In the data below, switch every occurrence of "step-number" to "step-index" and reproduce all lines with no other changes, omitting the pictures.
>> START INFORMATION PROVIDED
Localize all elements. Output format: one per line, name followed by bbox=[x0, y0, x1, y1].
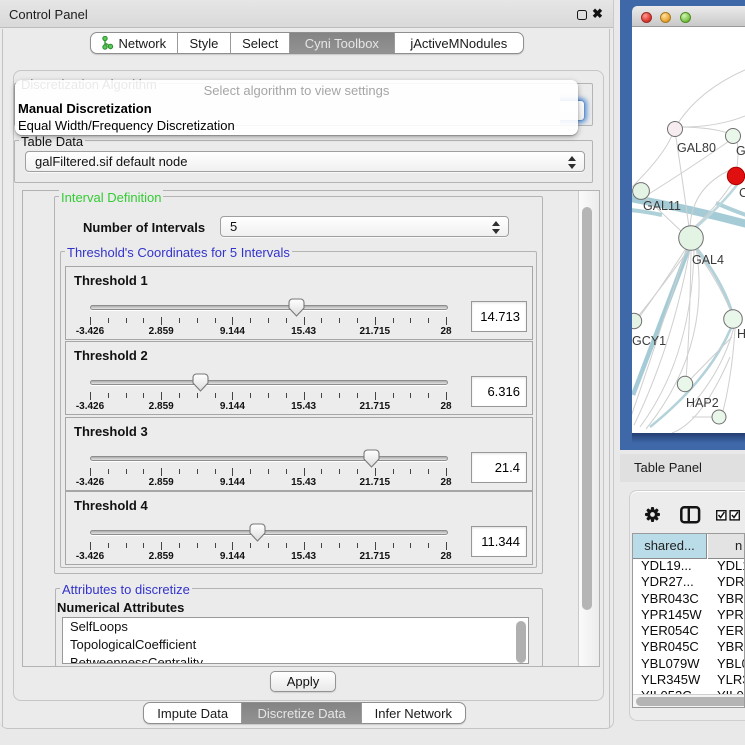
svg-text:GA: GA bbox=[736, 144, 745, 158]
svg-text:GAL4: GAL4 bbox=[692, 253, 724, 267]
svg-text:GCY1: GCY1 bbox=[632, 334, 666, 348]
svg-text:C: C bbox=[739, 186, 745, 200]
svg-text:GAL11: GAL11 bbox=[643, 199, 681, 213]
svg-text:GAL80: GAL80 bbox=[677, 141, 716, 155]
svg-text:HAP2: HAP2 bbox=[686, 396, 719, 410]
svg-text:H: H bbox=[737, 327, 745, 341]
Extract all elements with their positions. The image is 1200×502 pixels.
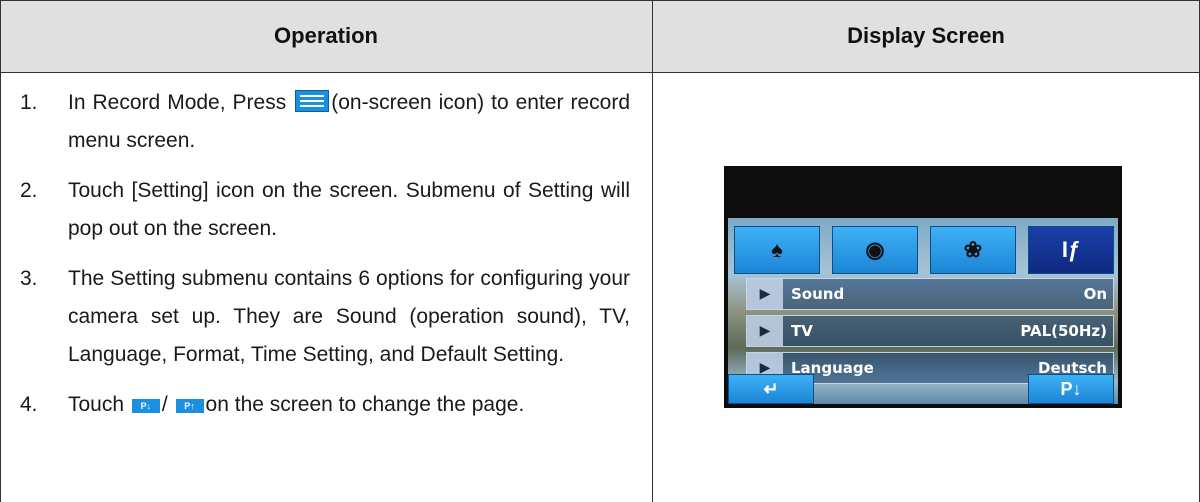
scene-icon: ♠ <box>771 237 783 262</box>
step-3: 3. The Setting submenu contains 6 options… <box>0 260 652 374</box>
operation-steps: 1. In Record Mode, Press (on-screen icon)… <box>0 72 652 424</box>
camera-display-screen: ♠ ◉ ❀ Iƒ ▶ Sound On ▶ TV PAL(50Hz) ▶ Lan… <box>724 166 1122 408</box>
step-3-text: The Setting submenu contains 6 options f… <box>68 267 630 366</box>
menu-row-label: TV <box>791 322 813 340</box>
effect-tab[interactable]: ❀ <box>930 226 1016 274</box>
return-icon: ↵ <box>763 378 779 399</box>
menu-row-value: PAL(50Hz) <box>1020 322 1107 340</box>
menu-row-value: On <box>1083 285 1107 303</box>
menu-tabs: ♠ ◉ ❀ Iƒ <box>734 226 1114 276</box>
page-down-button[interactable]: P↓ <box>1028 374 1114 404</box>
menu-icon <box>295 90 330 112</box>
back-button[interactable]: ↵ <box>728 374 814 404</box>
page-up-icon: P↑ <box>175 399 204 413</box>
step-2: 2. Touch [Setting] icon on the screen. Su… <box>0 172 652 248</box>
bottom-bar: ↵ P↓ <box>728 374 1118 404</box>
step-4-separator: / <box>161 393 174 416</box>
instruction-table: Operation Display Screen 1. In Record Mod… <box>0 0 1200 502</box>
table-border-top <box>0 0 1200 1</box>
camera-tab[interactable]: ◉ <box>832 226 918 274</box>
step-number: 4. <box>20 393 38 416</box>
step-4-text-end: on the screen to change the page. <box>205 393 525 416</box>
setting-icon: Iƒ <box>1061 237 1081 262</box>
operation-header: Operation <box>0 0 652 72</box>
setting-tab[interactable]: Iƒ <box>1028 226 1114 274</box>
step-1-text-start: In Record Mode, Press <box>68 91 294 114</box>
camera-icon: ◉ <box>865 237 885 262</box>
effect-icon: ❀ <box>963 237 983 262</box>
step-number: 2. <box>20 179 38 202</box>
play-arrow-icon: ▶ <box>747 279 783 309</box>
step-2-text: Touch [Setting] icon on the screen. Subm… <box>68 179 630 240</box>
step-number: 1. <box>20 91 38 114</box>
menu-row-tv[interactable]: ▶ TV PAL(50Hz) <box>746 315 1114 347</box>
step-1: 1. In Record Mode, Press (on-screen icon)… <box>0 84 652 160</box>
page-down-icon: P↓ <box>131 399 160 413</box>
menu-row-label: Sound <box>791 285 845 303</box>
step-number: 3. <box>20 267 38 290</box>
step-4: 4. Touch P↓ / P↑ on the screen to change th… <box>0 386 652 424</box>
table-column-divider <box>652 0 653 502</box>
page-down-icon: P↓ <box>1060 378 1082 399</box>
scene-tab[interactable]: ♠ <box>734 226 820 274</box>
setting-submenu: ▶ Sound On ▶ TV PAL(50Hz) ▶ Language Deu… <box>746 278 1114 389</box>
play-arrow-icon: ▶ <box>747 316 783 346</box>
menu-row-sound[interactable]: ▶ Sound On <box>746 278 1114 310</box>
step-4-text-start: Touch <box>68 393 130 416</box>
display-screen-header: Display Screen <box>652 0 1200 72</box>
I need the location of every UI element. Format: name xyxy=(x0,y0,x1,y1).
>> END INFORMATION PROVIDED
§ **EXERCISE RESPONSE**:
Localize all elements. Output format: one per line, name followed by bbox=[x0, y0, x1, y1].
svg-text:GA: GA bbox=[736, 144, 745, 158]
svg-text:GAL4: GAL4 bbox=[692, 253, 724, 267]
svg-text:GCY1: GCY1 bbox=[632, 334, 666, 348]
svg-text:C: C bbox=[739, 186, 745, 200]
svg-text:GAL11: GAL11 bbox=[643, 199, 681, 213]
svg-text:GAL80: GAL80 bbox=[677, 141, 716, 155]
svg-text:HAP2: HAP2 bbox=[686, 396, 719, 410]
svg-text:H: H bbox=[737, 327, 745, 341]
Extract all elements with their positions. The image is 1200×502 pixels.
scene-icon: ♠ <box>771 237 783 262</box>
step-3: 3. The Setting submenu contains 6 options… <box>0 260 652 374</box>
operation-steps: 1. In Record Mode, Press (on-screen icon)… <box>0 72 652 424</box>
camera-display-screen: ♠ ◉ ❀ Iƒ ▶ Sound On ▶ TV PAL(50Hz) ▶ Lan… <box>724 166 1122 408</box>
step-3-text: The Setting submenu contains 6 options f… <box>68 267 630 366</box>
menu-row-label: TV <box>791 322 813 340</box>
effect-tab[interactable]: ❀ <box>930 226 1016 274</box>
return-icon: ↵ <box>763 378 779 399</box>
menu-row-value: PAL(50Hz) <box>1020 322 1107 340</box>
menu-row-value: On <box>1083 285 1107 303</box>
menu-tabs: ♠ ◉ ❀ Iƒ <box>734 226 1114 276</box>
page-down-button[interactable]: P↓ <box>1028 374 1114 404</box>
menu-icon <box>295 90 330 112</box>
back-button[interactable]: ↵ <box>728 374 814 404</box>
page-up-icon: P↑ <box>175 399 204 413</box>
step-2: 2. Touch [Setting] icon on the screen. Su… <box>0 172 652 248</box>
bottom-bar: ↵ P↓ <box>728 374 1118 404</box>
step-4-separator: / <box>161 393 174 416</box>
instruction-table: Operation Display Screen 1. In Record Mod… <box>0 0 1200 502</box>
table-border-top <box>0 0 1200 1</box>
camera-tab[interactable]: ◉ <box>832 226 918 274</box>
step-index: 4. <box>20 393 38 416</box>
step-4-text-end: on the screen to change the page. <box>205 393 525 416</box>
setting-icon: Iƒ <box>1061 237 1081 262</box>
operation-header: Operation <box>0 0 652 72</box>
setting-tab[interactable]: Iƒ <box>1028 226 1114 274</box>
step-1-text-start: In Record Mode, Press <box>68 91 294 114</box>
camera-icon: ◉ <box>865 237 885 262</box>
effect-icon: ❀ <box>963 237 983 262</box>
step-index: 2. <box>20 179 38 202</box>
play-arrow-icon: ▶ <box>747 279 783 309</box>
step-2-text: Touch [Setting] icon on the screen. Subm… <box>68 179 630 240</box>
step-index: 1. <box>20 91 38 114</box>
menu-row-tv[interactable]: ▶ TV PAL(50Hz) <box>746 315 1114 347</box>
step-1: 1. In Record Mode, Press (on-screen icon)… <box>0 84 652 160</box>
page-down-icon: P↓ <box>131 399 160 413</box>
menu-row-label: Sound <box>791 285 845 303</box>
step-index: 3. <box>20 267 38 290</box>
step-4: 4. Touch P↓ / P↑ on the screen to change th… <box>0 386 652 424</box>
table-column-divider <box>652 0 653 502</box>
page-down-icon: P↓ <box>1060 378 1082 399</box>
scene-tab[interactable]: ♠ <box>734 226 820 274</box>
setting-submenu: ▶ Sound On ▶ TV PAL(50Hz) ▶ Language Deu… <box>746 278 1114 389</box>
play-arrow-icon: ▶ <box>747 316 783 346</box>
menu-row-sound[interactable]: ▶ Sound On <box>746 278 1114 310</box>
step-4-text-start: Touch <box>68 393 130 416</box>
display-screen-header: Display Screen <box>652 0 1200 72</box>
I need the location of every UI element. Format: name xyxy=(x0,y0,x1,y1).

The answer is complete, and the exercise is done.